---------- DATASET ENTRIES ----------

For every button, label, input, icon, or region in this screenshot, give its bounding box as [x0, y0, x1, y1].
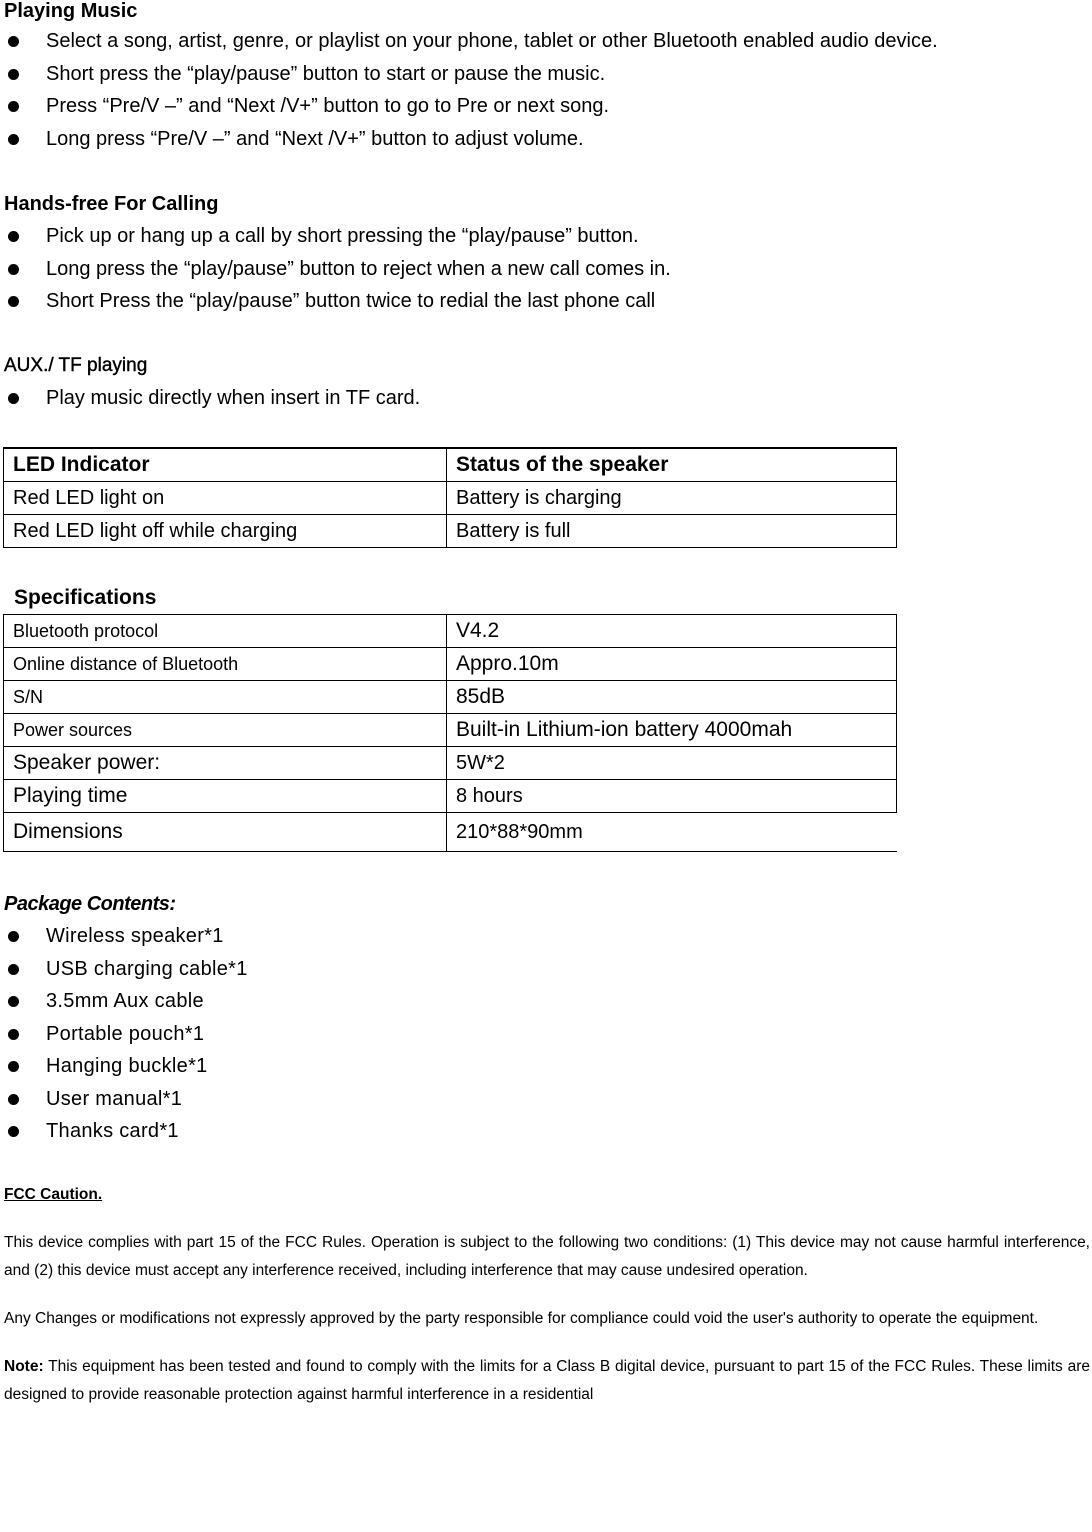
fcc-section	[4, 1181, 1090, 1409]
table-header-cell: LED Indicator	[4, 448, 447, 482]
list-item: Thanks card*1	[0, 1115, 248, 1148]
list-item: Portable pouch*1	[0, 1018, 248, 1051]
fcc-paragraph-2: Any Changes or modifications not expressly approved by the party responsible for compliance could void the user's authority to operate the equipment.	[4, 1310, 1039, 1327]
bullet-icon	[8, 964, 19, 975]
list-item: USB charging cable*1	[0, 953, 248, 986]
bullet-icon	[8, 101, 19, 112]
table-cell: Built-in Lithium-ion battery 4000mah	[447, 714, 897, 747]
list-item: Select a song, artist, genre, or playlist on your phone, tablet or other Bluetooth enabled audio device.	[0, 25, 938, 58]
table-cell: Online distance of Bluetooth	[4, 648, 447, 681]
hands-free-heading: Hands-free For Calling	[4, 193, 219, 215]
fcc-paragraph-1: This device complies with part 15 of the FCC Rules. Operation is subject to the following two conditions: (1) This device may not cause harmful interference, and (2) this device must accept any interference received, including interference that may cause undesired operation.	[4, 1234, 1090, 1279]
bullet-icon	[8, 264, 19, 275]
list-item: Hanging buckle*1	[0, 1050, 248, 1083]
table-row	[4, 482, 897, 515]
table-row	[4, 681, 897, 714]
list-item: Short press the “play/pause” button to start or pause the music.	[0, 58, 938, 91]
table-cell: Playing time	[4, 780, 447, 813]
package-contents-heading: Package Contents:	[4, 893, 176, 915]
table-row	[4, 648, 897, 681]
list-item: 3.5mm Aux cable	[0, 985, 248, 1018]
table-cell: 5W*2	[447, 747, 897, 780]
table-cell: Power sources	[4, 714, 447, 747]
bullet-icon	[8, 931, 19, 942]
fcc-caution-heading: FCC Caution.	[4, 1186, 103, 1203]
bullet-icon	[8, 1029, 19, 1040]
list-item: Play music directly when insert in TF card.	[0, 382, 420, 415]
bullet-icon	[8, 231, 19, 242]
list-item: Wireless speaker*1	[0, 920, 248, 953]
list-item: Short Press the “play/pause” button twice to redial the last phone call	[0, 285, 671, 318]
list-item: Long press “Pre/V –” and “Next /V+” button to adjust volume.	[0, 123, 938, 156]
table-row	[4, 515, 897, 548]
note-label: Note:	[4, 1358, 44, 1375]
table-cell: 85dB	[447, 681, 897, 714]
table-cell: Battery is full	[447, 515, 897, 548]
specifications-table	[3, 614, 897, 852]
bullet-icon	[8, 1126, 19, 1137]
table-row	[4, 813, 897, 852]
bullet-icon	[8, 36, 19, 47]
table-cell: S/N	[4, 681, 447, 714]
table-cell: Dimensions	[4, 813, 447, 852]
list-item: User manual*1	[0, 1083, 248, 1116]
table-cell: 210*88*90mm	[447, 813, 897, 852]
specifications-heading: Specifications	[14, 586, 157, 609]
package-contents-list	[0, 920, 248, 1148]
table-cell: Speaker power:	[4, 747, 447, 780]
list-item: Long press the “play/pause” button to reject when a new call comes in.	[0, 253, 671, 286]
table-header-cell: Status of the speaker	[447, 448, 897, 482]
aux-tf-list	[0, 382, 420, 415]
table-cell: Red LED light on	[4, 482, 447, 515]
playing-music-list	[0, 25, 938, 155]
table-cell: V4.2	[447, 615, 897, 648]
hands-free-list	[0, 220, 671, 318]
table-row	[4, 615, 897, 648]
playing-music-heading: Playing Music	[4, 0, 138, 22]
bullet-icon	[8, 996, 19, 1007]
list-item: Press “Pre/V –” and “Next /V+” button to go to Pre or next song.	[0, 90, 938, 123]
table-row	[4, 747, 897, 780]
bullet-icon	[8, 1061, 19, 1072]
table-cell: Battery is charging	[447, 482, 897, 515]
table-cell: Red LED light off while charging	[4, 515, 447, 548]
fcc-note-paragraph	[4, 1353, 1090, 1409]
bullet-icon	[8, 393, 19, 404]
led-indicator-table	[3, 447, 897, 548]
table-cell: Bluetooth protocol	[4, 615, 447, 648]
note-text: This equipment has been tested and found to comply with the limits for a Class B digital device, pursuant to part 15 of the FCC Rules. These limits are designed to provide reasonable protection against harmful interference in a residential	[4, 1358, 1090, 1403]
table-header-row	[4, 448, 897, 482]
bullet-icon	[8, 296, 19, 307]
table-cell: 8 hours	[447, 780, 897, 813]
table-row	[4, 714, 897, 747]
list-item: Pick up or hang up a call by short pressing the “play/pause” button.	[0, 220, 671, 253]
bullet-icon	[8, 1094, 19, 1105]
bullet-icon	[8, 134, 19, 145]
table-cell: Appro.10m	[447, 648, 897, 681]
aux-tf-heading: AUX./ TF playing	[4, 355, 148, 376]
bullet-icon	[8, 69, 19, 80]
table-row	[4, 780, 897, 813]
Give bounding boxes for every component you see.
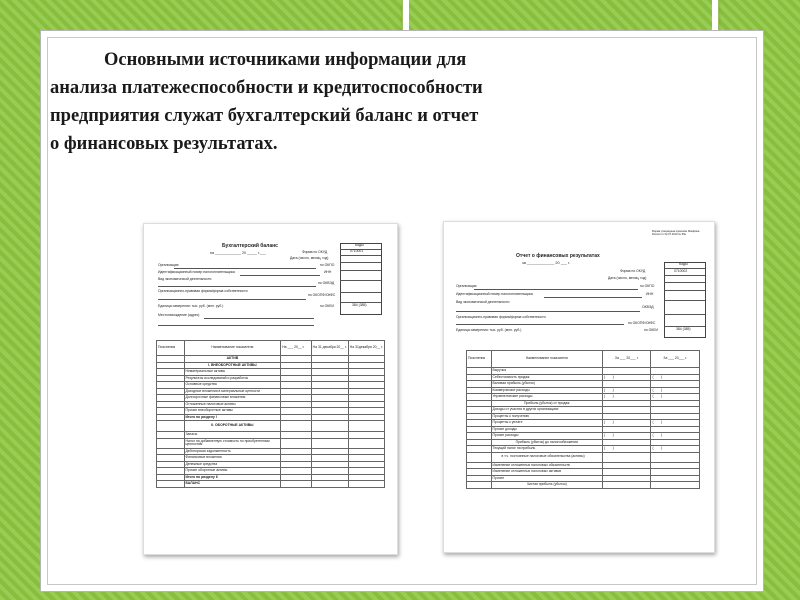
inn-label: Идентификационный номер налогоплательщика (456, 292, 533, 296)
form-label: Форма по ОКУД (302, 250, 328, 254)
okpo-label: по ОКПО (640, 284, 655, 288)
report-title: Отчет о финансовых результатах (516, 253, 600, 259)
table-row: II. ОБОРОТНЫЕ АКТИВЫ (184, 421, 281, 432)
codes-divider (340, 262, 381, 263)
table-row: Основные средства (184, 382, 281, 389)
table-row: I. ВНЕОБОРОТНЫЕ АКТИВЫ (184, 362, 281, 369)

----------

Write out every line of the material above word for word, leaving out the pictures.

OUTPUT BELOW:
For every button, label, input, icon, or region in this screenshot, give its bounding box as [x0, y0, x1, y1].
fcc-section	[4, 1181, 1090, 1409]
table-header-cell: LED Indicator	[4, 448, 447, 482]
list-item: Thanks card*1	[0, 1115, 248, 1148]
list-item: Portable pouch*1	[0, 1018, 248, 1051]
fcc-paragraph-2: Any Changes or modifications not expressly approved by the party responsible for compliance could void the user's authority to operate the equipment.	[4, 1310, 1039, 1327]
bullet-icon	[8, 964, 19, 975]
list-item: USB charging cable*1	[0, 953, 248, 986]
bullet-icon	[8, 101, 19, 112]
table-cell: Built-in Lithium-ion battery 4000mah	[447, 714, 897, 747]
list-item: Select a song, artist, genre, or playlist on your phone, tablet or other Bluetooth enabled audio device.	[0, 25, 938, 58]
table-cell: Online distance of Bluetooth	[4, 648, 447, 681]
hands-free-heading: Hands-free For Calling	[4, 193, 219, 215]
fcc-paragraph-1: This device complies with part 15 of the FCC Rules. Operation is subject to the following two conditions: (1) This device may not cause harmful interference, and (2) this device must accept any interference received, including interference that may cause undesired operation.	[4, 1234, 1090, 1279]
bullet-icon	[8, 264, 19, 275]
list-item: Hanging buckle*1	[0, 1050, 248, 1083]
table-row	[4, 482, 897, 515]
table-row	[4, 681, 897, 714]
list-item: Short press the “play/pause” button to start or pause the music.	[0, 58, 938, 91]
table-cell: Playing time	[4, 780, 447, 813]
package-contents-heading: Package Contents:	[4, 893, 176, 915]
table-row	[4, 648, 897, 681]
list-item: 3.5mm Aux cable	[0, 985, 248, 1018]
table-cell: 5W*2	[447, 747, 897, 780]
table-cell: Power sources	[4, 714, 447, 747]
bullet-icon	[8, 931, 19, 942]
fcc-caution-heading: FCC Caution.	[4, 1186, 103, 1203]
bullet-icon	[8, 1029, 19, 1040]
list-item: Play music directly when insert in TF card.	[0, 382, 420, 415]
bullet-icon	[8, 231, 19, 242]
list-item: Wireless speaker*1	[0, 920, 248, 953]
list-item: Short Press the “play/pause” button twice to redial the last phone call	[0, 285, 671, 318]
list-item: Long press “Pre/V –” and “Next /V+” button to adjust volume.	[0, 123, 938, 156]
table-row	[4, 515, 897, 548]
note-label: Note:	[4, 1358, 44, 1375]
table-cell: 85dB	[447, 681, 897, 714]
table-cell: Battery is full	[447, 515, 897, 548]
specifications-table	[3, 614, 897, 852]
bullet-icon	[8, 1126, 19, 1137]
table-row	[4, 813, 897, 852]
bullet-icon	[8, 36, 19, 47]
table-cell: S/N	[4, 681, 447, 714]
table-cell: Dimensions	[4, 813, 447, 852]
list-item: User manual*1	[0, 1083, 248, 1116]
table-cell: 210*88*90mm	[447, 813, 897, 852]
specifications-heading: Specifications	[14, 586, 157, 609]
package-contents-list	[0, 920, 248, 1148]
table-cell: Speaker power:	[4, 747, 447, 780]
list-item: Long press the “play/pause” button to reject when a new call comes in.	[0, 253, 671, 286]
table-header-cell: Status of the speaker	[447, 448, 897, 482]
aux-tf-list	[0, 382, 420, 415]
table-cell: Red LED light on	[4, 482, 447, 515]
playing-music-list	[0, 25, 938, 155]
table-cell: V4.2	[447, 615, 897, 648]
hands-free-list	[0, 220, 671, 318]
table-row	[4, 615, 897, 648]
playing-music-heading: Playing Music	[4, 0, 138, 22]
bullet-icon	[8, 996, 19, 1007]
list-item: Press “Pre/V –” and “Next /V+” button to go to Pre or next song.	[0, 90, 938, 123]
table-row	[4, 747, 897, 780]
bullet-icon	[8, 1061, 19, 1072]
table-cell: Battery is charging	[447, 482, 897, 515]
table-cell: Red LED light off while charging	[4, 515, 447, 548]
fcc-note-paragraph	[4, 1353, 1090, 1409]
bullet-icon	[8, 393, 19, 404]
led-indicator-table	[3, 447, 897, 548]
table-cell: Bluetooth protocol	[4, 615, 447, 648]
note-text: This equipment has been tested and found to comply with the limits for a Class B digital device, pursuant to part 15 of the FCC Rules. These limits are designed to provide reasonable protection against harmful interference in a residential	[4, 1358, 1090, 1403]
table-header-row	[4, 448, 897, 482]
bullet-icon	[8, 296, 19, 307]
table-cell: 8 hours	[447, 780, 897, 813]
table-row	[4, 714, 897, 747]
list-item: Pick up or hang up a call by short pressing the “play/pause” button.	[0, 220, 671, 253]
bullet-icon	[8, 1094, 19, 1105]
bullet-icon	[8, 134, 19, 145]
table-cell: Appro.10m	[447, 648, 897, 681]
aux-tf-heading: AUX./ TF playing	[4, 355, 148, 376]
bullet-icon	[8, 69, 19, 80]
table-row	[4, 780, 897, 813]
Give bounding boxes for every component you see.
inn-label: Идентификационный номер налогоплательщика (456, 292, 533, 296)
form-label: Форма по ОКУД (302, 250, 328, 254)
okpo-label: по ОКПО (640, 284, 655, 288)
report-title: Отчет о финансовых результатах (516, 253, 600, 259)
table-row: II. ОБОРОТНЫЕ АКТИВЫ (184, 421, 281, 432)
codes-divider (340, 262, 381, 263)
table-row: Основные средства (184, 382, 281, 389)
table-row: I. ВНЕОБОРОТНЫЕ АКТИВЫ (184, 362, 281, 369)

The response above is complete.